__GIVEN INSTRUCTION__. Looking at the listing, state how many of its lines contain the string "subtitle". Write only the number.

___ PROVIDED ENTRIES ___

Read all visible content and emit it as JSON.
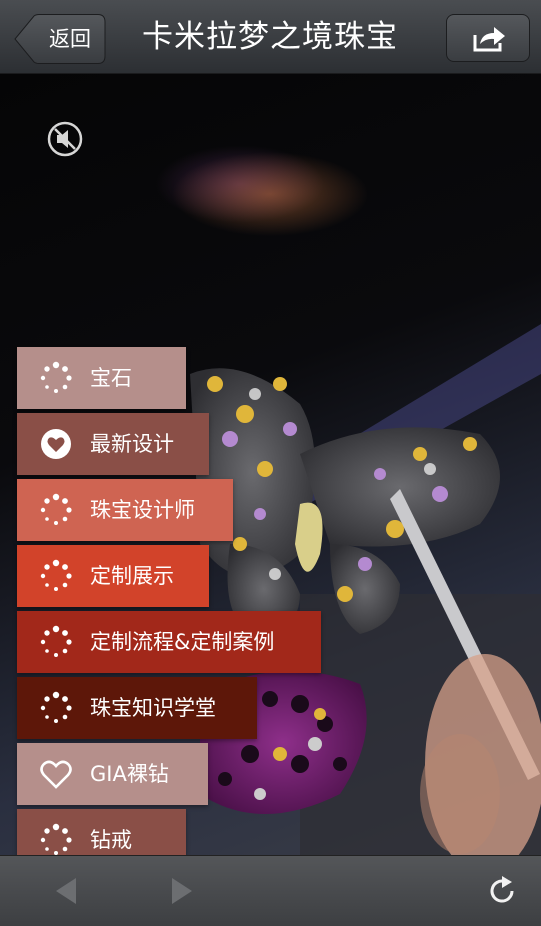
{
  "navbar": {
    "back_label": "返回",
    "title": "卡米拉梦之境珠宝",
    "share_icon": "share-icon"
  },
  "audio": {
    "icon": "speaker-muted-icon"
  },
  "menu": [
    {
      "label": "宝石",
      "icon": "loading-dots-icon",
      "color": "#b58f8b"
    },
    {
      "label": "最新设计",
      "icon": "heart-icon",
      "color": "#8a4f47"
    },
    {
      "label": "珠宝设计师",
      "icon": "loading-dots-icon",
      "color": "#cf6452"
    },
    {
      "label": "定制展示",
      "icon": "loading-dots-icon",
      "color": "#d2432a"
    },
    {
      "label": "定制流程&定制案例",
      "icon": "loading-dots-icon",
      "color": "#a2281a"
    },
    {
      "label": "珠宝知识学堂",
      "icon": "loading-dots-icon",
      "color": "#5d1709"
    },
    {
      "label": "GIA裸钻",
      "icon": "heart-outline-icon",
      "color": "#b58f8b"
    },
    {
      "label": "钻戒",
      "icon": "loading-dots-icon",
      "color": "#8a4f47"
    }
  ],
  "toolbar": {
    "back_icon": "arrow-left-icon",
    "forward_icon": "arrow-right-icon",
    "reload_icon": "reload-icon"
  }
}
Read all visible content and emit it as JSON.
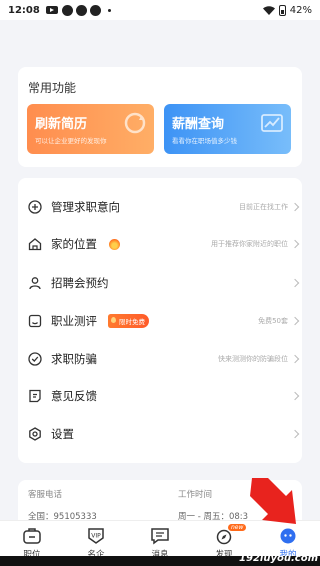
{
  "status_bar": {
    "time": "12:08",
    "battery": "42%"
  },
  "features": {
    "title": "常用功能",
    "tiles": [
      {
        "title": "刷新简历",
        "subtitle": "可以让企业更好的发现你",
        "color": "#ff9a55"
      },
      {
        "title": "薪酬查询",
        "subtitle": "看看你在职场值多少钱",
        "color": "#4a9cf6"
      }
    ]
  },
  "menu": [
    {
      "label": "管理求职意向",
      "hint": "目前正在找工作",
      "icon": "plus-circle-icon"
    },
    {
      "label": "家的位置",
      "hint": "用于推荐你家附近的职位",
      "icon": "home-icon"
    },
    {
      "label": "招聘会预约",
      "hint": "",
      "icon": "person-icon"
    },
    {
      "label": "职业测评",
      "hint": "免费50套",
      "badge": "限时免费",
      "icon": "assessment-icon"
    },
    {
      "label": "求职防骗",
      "hint": "快来测测你的防骗段位",
      "icon": "shield-check-icon"
    },
    {
      "label": "意见反馈",
      "hint": "",
      "icon": "feedback-icon"
    },
    {
      "label": "设置",
      "hint": "",
      "icon": "settings-icon"
    }
  ],
  "contact": {
    "phone_label": "客服电话",
    "phone_value": "全国：95105333",
    "hours_label": "工作时间",
    "hours_value": "周一 - 周五：08:3"
  },
  "tabs": [
    {
      "label": "职位",
      "icon": "briefcase-icon"
    },
    {
      "label": "名企",
      "icon": "vip-company-icon"
    },
    {
      "label": "消息",
      "icon": "message-icon"
    },
    {
      "label": "发现",
      "icon": "discover-icon",
      "badge": "new"
    },
    {
      "label": "我的",
      "icon": "profile-icon",
      "active": true
    }
  ],
  "watermark": "192luyou.com",
  "colors": {
    "accent": "#2f6ff0",
    "orange": "#ff8d4e",
    "blue": "#3d93f5",
    "arrow": "#e8231e"
  }
}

___

__RESULT__. 2